— INPUT FOR THIS TASK —
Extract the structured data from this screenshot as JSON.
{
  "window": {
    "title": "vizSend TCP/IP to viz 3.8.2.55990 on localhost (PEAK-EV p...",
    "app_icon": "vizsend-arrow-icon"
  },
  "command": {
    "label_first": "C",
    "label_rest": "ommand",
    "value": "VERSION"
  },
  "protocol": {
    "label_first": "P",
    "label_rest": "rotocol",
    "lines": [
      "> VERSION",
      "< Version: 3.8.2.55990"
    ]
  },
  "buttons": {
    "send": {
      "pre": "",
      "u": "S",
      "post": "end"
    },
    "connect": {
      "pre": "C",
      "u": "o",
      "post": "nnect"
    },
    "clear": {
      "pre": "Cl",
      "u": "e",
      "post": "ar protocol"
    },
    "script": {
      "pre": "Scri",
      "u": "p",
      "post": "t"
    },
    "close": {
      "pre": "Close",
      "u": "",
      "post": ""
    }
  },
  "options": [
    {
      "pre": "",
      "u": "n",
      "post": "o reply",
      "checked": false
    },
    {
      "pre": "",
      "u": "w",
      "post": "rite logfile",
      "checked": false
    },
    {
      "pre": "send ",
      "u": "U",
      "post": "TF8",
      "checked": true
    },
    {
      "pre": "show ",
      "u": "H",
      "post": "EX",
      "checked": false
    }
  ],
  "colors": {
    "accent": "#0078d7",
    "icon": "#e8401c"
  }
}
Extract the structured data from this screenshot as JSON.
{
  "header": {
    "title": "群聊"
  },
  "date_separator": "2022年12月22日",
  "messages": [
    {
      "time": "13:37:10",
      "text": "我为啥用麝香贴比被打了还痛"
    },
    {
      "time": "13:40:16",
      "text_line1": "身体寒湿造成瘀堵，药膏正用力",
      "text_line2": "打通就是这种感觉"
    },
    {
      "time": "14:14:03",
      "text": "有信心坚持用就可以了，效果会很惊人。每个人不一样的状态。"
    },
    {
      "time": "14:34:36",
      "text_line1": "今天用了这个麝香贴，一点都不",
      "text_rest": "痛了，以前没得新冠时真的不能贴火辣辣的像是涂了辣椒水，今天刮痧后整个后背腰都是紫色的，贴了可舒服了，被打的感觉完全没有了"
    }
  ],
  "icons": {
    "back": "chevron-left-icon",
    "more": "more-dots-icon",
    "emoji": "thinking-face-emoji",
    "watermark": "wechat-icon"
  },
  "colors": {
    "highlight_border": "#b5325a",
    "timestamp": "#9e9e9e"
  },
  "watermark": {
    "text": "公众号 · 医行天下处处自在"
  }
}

— TASK OBJECTIVE —
Copy each record from above without leaving any out.

— SOLUTION TO THIS TASK —
Extract the structured data from this screenshot as JSON.
{
  "window": {
    "title": "vizSend TCP/IP to viz 3.8.2.55990 on localhost (PEAK-EV p...",
    "app_icon": "vizsend-arrow-icon"
  },
  "command": {
    "label_first": "C",
    "label_rest": "ommand",
    "value": "VERSION"
  },
  "protocol": {
    "label_first": "P",
    "label_rest": "rotocol",
    "lines": [
      "> VERSION",
      "< Version: 3.8.2.55990"
    ]
  },
  "buttons": {
    "send": {
      "pre": "",
      "u": "S",
      "post": "end"
    },
    "connect": {
      "pre": "C",
      "u": "o",
      "post": "nnect"
    },
    "clear": {
      "pre": "Cl",
      "u": "e",
      "post": "ar protocol"
    },
    "script": {
      "pre": "Scri",
      "u": "p",
      "post": "t"
    },
    "close": {
      "pre": "Close",
      "u": "",
      "post": ""
    }
  },
  "options": [
    {
      "pre": "",
      "u": "n",
      "post": "o reply",
      "checked": false
    },
    {
      "pre": "",
      "u": "w",
      "post": "rite logfile",
      "checked": false
    },
    {
      "pre": "send ",
      "u": "U",
      "post": "TF8",
      "checked": true
    },
    {
      "pre": "show ",
      "u": "H",
      "post": "EX",
      "checked": false
    }
  ],
  "colors": {
    "accent": "#0078d7",
    "icon": "#e8401c"
  }
}
Extract the structured data from this screenshot as JSON.
{
  "header": {
    "title": "群聊"
  },
  "date_separator": "2022年12月22日",
  "messages": [
    {
      "time": "13:37:10",
      "text": "我为啥用麝香贴比被打了还痛"
    },
    {
      "time": "13:40:16",
      "text_line1": "身体寒湿造成瘀堵，药膏正用力",
      "text_line2": "打通就是这种感觉"
    },
    {
      "time": "14:14:03",
      "text": "有信心坚持用就可以了，效果会很惊人。每个人不一样的状态。"
    },
    {
      "time": "14:34:36",
      "text_line1": "今天用了这个麝香贴，一点都不",
      "text_rest": "痛了，以前没得新冠时真的不能贴火辣辣的像是涂了辣椒水，今天刮痧后整个后背腰都是紫色的，贴了可舒服了，被打的感觉完全没有了"
    }
  ],
  "icons": {
    "back": "chevron-left-icon",
    "more": "more-dots-icon",
    "emoji": "thinking-face-emoji",
    "watermark": "wechat-icon"
  },
  "colors": {
    "highlight_border": "#b5325a",
    "timestamp": "#9e9e9e"
  },
  "watermark": {
    "text": "公众号 · 医行天下处处自在"
  }
}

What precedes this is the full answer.